— Begin —
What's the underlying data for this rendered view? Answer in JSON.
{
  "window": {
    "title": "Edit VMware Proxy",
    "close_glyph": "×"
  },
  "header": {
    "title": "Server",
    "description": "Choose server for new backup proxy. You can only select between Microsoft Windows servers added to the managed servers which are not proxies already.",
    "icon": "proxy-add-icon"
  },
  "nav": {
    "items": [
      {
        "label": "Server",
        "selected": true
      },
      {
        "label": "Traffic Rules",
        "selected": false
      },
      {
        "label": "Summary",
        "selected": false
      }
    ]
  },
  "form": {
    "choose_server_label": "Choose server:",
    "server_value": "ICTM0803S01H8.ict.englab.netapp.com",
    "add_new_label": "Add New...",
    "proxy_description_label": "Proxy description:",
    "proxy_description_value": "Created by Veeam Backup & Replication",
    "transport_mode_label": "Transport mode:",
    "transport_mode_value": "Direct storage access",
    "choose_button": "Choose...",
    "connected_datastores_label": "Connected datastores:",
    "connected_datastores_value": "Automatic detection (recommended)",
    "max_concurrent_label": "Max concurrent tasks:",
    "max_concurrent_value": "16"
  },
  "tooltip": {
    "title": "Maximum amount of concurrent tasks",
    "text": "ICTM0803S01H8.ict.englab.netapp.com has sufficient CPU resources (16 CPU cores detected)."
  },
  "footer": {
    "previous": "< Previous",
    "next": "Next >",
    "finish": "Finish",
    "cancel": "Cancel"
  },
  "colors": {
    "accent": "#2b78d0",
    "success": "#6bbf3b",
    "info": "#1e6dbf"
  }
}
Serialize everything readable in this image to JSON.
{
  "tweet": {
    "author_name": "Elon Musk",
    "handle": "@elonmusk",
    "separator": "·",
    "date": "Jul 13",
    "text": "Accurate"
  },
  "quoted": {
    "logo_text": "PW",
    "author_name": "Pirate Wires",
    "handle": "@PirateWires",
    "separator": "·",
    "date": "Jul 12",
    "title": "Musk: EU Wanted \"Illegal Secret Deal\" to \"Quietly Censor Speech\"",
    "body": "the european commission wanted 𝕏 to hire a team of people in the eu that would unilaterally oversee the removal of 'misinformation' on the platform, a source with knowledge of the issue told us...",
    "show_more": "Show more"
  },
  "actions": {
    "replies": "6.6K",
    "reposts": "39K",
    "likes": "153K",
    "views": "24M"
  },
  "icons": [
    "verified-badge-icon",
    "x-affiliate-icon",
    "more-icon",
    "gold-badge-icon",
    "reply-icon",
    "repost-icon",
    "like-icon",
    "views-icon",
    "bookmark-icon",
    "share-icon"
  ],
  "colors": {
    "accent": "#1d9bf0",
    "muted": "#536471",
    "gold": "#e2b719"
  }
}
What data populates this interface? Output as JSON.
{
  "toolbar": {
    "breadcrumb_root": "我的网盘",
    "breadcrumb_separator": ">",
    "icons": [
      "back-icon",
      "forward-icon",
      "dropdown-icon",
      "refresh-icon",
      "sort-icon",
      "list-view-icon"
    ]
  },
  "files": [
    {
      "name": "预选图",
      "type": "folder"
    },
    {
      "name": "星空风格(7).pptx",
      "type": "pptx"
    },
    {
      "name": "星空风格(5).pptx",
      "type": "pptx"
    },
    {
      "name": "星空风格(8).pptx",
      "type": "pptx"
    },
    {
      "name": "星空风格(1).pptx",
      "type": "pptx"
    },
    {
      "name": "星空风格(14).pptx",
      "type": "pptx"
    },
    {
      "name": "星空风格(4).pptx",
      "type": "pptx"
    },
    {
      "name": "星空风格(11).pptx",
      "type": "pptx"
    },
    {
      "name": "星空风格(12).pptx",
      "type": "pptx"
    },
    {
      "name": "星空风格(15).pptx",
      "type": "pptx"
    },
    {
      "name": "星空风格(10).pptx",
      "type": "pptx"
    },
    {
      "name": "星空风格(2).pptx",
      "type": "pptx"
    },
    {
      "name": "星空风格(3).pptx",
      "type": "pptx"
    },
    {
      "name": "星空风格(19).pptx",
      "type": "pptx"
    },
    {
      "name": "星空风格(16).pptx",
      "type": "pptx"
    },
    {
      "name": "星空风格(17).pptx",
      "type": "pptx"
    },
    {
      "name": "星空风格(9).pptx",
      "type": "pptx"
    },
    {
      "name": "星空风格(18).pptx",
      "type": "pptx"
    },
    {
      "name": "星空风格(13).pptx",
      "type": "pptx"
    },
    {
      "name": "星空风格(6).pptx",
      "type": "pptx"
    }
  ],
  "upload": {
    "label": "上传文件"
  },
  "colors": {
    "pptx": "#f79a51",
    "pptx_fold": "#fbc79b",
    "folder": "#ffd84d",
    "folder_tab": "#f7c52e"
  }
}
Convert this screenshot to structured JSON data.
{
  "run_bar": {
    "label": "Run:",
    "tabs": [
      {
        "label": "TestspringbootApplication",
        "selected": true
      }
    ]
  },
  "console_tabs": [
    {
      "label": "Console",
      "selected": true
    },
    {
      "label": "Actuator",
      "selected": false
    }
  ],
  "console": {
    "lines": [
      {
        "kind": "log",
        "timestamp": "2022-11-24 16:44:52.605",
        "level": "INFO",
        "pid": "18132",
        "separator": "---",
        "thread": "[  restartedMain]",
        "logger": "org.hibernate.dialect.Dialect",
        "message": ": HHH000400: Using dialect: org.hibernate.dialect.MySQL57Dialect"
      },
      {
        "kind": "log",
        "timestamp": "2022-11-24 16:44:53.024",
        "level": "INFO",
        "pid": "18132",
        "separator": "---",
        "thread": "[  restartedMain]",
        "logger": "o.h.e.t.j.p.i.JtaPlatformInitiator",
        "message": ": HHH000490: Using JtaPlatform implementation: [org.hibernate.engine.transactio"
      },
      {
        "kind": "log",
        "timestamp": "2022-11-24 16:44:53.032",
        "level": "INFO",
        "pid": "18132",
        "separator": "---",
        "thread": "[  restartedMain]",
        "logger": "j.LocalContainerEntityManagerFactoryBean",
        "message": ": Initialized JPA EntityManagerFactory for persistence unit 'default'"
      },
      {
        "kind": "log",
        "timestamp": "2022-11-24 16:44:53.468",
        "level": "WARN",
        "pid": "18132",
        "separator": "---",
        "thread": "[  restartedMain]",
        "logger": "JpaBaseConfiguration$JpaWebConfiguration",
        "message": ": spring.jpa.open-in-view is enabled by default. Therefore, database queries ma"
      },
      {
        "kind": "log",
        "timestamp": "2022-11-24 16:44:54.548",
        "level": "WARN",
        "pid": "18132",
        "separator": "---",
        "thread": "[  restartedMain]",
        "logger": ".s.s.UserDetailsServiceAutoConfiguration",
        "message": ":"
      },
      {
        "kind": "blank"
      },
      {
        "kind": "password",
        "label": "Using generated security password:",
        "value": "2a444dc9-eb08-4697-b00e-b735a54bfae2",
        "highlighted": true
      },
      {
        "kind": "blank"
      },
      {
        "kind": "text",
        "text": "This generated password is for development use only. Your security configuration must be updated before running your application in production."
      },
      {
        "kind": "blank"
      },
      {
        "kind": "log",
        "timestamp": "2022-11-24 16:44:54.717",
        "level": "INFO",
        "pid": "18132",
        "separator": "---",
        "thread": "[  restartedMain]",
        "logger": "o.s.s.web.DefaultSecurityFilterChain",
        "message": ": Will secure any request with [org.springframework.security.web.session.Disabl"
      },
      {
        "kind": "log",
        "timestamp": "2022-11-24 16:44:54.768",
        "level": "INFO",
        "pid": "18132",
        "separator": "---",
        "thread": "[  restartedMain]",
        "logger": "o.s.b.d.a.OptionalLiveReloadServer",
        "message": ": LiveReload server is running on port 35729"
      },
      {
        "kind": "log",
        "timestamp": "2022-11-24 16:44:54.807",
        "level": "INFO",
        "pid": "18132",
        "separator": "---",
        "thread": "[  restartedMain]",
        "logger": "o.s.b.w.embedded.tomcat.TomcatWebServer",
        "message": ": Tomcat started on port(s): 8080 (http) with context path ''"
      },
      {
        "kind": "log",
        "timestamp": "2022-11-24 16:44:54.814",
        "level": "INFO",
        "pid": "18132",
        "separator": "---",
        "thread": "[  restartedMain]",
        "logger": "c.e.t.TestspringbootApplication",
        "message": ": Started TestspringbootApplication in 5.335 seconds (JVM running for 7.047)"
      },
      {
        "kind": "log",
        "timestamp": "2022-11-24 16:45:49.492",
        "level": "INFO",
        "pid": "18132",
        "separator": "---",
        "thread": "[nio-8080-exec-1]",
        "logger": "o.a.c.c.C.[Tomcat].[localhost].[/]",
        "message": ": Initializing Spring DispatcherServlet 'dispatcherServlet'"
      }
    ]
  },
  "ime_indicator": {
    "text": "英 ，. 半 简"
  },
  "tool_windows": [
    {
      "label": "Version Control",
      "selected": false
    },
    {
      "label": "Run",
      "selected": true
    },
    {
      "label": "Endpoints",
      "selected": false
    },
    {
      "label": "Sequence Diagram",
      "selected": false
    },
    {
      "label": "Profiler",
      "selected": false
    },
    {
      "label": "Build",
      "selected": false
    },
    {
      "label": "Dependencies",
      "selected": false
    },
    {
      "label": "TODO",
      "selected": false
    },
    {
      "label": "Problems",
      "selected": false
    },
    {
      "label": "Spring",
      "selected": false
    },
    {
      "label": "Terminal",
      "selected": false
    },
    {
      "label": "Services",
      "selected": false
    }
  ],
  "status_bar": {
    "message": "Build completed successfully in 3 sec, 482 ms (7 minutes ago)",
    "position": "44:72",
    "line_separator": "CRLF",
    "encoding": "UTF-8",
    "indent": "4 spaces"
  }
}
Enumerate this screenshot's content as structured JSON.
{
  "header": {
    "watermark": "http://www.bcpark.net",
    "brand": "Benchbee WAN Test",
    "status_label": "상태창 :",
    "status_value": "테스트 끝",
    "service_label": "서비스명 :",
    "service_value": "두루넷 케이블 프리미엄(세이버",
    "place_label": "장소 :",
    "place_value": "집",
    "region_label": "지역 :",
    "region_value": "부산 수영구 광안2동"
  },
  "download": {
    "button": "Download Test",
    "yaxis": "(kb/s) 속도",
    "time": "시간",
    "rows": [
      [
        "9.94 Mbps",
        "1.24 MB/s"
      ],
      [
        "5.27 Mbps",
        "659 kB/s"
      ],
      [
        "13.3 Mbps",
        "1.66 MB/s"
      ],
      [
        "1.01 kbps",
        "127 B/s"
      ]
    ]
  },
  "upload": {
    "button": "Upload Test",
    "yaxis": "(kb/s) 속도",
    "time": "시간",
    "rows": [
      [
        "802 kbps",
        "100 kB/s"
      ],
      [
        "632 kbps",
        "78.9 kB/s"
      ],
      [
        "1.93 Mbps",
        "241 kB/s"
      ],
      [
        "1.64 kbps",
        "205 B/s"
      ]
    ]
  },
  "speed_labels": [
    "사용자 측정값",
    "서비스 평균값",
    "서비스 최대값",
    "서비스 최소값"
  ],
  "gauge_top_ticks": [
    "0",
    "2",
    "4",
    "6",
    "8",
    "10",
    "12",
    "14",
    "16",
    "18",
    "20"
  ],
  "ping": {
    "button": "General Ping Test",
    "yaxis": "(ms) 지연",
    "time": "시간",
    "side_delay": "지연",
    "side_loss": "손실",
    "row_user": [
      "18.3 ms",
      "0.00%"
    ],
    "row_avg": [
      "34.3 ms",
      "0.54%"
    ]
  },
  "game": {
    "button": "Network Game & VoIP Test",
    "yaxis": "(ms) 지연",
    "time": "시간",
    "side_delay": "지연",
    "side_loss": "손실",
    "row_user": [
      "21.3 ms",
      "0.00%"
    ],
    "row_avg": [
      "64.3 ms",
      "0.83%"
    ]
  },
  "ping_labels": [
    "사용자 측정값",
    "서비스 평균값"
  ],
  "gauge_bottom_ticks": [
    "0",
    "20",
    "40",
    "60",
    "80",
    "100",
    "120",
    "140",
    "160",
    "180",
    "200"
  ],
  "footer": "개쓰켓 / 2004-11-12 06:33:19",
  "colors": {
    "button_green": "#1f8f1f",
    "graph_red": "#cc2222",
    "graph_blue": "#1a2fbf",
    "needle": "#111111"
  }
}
— End —
Short problem → Pull every line containing the word "http" out of the material.

Written response →
        "message": ": Tomcat started on port(s): 8080 (http) with context path ''"
    "watermark": "http://www.bcpark.net",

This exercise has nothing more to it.